> Records provided:
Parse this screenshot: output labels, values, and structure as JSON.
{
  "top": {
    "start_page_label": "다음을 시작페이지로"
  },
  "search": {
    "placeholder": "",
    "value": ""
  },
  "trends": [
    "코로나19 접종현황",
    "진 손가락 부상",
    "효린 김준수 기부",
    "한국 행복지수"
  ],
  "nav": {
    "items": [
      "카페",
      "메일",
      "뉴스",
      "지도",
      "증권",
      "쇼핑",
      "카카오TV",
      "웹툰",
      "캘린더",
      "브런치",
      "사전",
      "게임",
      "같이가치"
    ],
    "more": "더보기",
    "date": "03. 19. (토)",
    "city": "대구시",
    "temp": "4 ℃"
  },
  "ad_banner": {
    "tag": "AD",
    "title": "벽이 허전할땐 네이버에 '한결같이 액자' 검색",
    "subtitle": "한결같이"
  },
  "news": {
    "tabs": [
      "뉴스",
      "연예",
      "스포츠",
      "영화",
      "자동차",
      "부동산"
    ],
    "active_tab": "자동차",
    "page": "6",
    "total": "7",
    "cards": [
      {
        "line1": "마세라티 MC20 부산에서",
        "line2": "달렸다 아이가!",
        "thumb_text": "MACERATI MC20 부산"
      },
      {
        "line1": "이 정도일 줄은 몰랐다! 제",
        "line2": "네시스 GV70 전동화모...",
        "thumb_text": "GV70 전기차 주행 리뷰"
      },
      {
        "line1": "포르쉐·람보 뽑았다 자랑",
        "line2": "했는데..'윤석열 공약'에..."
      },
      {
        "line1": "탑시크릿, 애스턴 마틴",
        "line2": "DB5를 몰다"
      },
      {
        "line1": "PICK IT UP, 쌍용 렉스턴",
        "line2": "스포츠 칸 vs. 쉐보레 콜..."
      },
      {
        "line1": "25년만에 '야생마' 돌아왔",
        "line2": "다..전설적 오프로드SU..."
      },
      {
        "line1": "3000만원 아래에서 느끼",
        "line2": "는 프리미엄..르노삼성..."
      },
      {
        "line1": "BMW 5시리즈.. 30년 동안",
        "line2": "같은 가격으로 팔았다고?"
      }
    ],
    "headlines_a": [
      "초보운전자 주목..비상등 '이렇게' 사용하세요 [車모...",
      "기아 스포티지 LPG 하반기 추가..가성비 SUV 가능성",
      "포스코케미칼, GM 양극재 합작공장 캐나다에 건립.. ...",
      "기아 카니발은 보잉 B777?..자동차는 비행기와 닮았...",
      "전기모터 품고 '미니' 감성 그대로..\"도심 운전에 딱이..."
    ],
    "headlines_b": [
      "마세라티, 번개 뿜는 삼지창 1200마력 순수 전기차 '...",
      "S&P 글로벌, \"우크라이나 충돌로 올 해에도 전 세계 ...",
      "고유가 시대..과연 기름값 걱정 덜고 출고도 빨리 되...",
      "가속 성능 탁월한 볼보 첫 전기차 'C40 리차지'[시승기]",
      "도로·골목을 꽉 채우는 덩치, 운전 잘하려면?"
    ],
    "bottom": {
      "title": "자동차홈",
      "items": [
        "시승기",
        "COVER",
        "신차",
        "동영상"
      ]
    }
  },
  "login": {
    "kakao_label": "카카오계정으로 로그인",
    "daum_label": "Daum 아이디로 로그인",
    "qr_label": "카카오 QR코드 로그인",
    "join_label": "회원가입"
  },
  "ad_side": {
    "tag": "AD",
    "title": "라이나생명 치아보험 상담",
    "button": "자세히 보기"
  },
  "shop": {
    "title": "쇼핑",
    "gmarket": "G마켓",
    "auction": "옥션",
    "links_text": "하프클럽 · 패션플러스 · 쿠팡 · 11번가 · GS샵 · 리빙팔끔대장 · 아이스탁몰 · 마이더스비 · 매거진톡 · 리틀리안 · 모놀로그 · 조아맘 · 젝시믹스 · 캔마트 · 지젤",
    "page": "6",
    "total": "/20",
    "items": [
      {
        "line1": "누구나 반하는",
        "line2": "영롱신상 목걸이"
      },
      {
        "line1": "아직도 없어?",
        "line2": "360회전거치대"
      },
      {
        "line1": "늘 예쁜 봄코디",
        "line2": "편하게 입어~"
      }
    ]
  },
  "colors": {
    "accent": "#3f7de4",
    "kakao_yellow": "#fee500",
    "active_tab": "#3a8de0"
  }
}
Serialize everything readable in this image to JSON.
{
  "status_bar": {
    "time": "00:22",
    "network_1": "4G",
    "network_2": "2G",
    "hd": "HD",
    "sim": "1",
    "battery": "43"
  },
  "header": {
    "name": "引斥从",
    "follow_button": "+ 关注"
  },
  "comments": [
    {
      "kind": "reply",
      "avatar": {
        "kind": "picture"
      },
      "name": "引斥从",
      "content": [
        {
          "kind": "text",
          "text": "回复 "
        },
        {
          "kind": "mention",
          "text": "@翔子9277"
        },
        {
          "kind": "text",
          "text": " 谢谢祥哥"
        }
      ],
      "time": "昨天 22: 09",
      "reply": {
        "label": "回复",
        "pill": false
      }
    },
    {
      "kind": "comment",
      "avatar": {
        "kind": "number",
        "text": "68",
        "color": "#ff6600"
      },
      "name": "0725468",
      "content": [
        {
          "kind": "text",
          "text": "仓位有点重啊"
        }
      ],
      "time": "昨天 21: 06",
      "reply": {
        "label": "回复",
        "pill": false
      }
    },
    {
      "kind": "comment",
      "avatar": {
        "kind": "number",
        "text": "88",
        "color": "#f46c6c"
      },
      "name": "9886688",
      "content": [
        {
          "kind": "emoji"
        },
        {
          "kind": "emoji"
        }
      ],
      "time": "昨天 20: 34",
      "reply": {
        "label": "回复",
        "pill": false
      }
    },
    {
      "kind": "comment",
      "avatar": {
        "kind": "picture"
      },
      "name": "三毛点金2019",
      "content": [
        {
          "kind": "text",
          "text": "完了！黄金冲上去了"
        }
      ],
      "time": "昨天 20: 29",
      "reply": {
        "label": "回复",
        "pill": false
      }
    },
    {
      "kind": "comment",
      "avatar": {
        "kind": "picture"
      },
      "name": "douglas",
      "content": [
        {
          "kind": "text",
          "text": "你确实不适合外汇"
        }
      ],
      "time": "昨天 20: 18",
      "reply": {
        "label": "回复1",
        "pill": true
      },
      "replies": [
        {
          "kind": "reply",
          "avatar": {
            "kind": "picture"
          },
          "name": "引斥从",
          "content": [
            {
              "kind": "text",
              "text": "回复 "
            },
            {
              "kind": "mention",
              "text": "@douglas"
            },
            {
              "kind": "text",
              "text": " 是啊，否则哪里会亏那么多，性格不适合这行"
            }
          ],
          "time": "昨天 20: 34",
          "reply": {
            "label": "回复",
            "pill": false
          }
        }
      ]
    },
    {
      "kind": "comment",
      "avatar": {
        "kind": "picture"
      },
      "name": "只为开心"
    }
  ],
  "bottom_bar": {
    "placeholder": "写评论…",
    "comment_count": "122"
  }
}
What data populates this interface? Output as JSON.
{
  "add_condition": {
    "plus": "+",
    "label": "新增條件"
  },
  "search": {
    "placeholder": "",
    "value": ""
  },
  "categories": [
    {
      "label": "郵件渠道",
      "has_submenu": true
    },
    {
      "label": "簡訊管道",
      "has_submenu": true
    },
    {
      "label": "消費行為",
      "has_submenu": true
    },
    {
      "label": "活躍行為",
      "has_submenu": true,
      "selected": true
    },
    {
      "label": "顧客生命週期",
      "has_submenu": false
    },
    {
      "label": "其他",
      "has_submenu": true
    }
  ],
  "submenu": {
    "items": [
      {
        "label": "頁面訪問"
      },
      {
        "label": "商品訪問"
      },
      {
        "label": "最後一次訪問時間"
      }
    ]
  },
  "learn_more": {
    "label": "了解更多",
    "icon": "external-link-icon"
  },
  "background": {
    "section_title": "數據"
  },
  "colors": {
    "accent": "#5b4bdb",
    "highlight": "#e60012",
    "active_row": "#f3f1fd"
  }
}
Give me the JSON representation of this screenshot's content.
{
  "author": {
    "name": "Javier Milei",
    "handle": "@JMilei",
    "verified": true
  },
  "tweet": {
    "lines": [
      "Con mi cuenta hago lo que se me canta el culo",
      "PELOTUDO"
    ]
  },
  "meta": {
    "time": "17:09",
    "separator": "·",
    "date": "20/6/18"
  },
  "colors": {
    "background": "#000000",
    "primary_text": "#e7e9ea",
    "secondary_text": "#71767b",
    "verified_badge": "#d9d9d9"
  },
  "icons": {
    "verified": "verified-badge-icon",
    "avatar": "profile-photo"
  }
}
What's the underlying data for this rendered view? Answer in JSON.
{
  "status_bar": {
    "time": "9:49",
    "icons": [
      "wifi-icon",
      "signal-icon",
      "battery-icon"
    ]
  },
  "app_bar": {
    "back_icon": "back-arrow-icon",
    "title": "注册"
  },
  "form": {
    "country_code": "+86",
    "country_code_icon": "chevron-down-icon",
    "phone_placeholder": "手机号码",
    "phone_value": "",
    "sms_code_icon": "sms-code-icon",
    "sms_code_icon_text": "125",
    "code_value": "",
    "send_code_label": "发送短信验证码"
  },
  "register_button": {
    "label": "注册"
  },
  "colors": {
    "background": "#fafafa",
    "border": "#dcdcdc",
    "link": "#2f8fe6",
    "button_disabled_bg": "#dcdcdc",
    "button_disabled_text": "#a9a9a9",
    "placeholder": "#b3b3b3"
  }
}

> Work to be completed: From the data above, copy out every line with the string "한결같이" in it.

> Worked answer:
    "title": "벽이 허전할땐 네이버에 '한결같이 액자' 검색",
    "subtitle": "한결같이"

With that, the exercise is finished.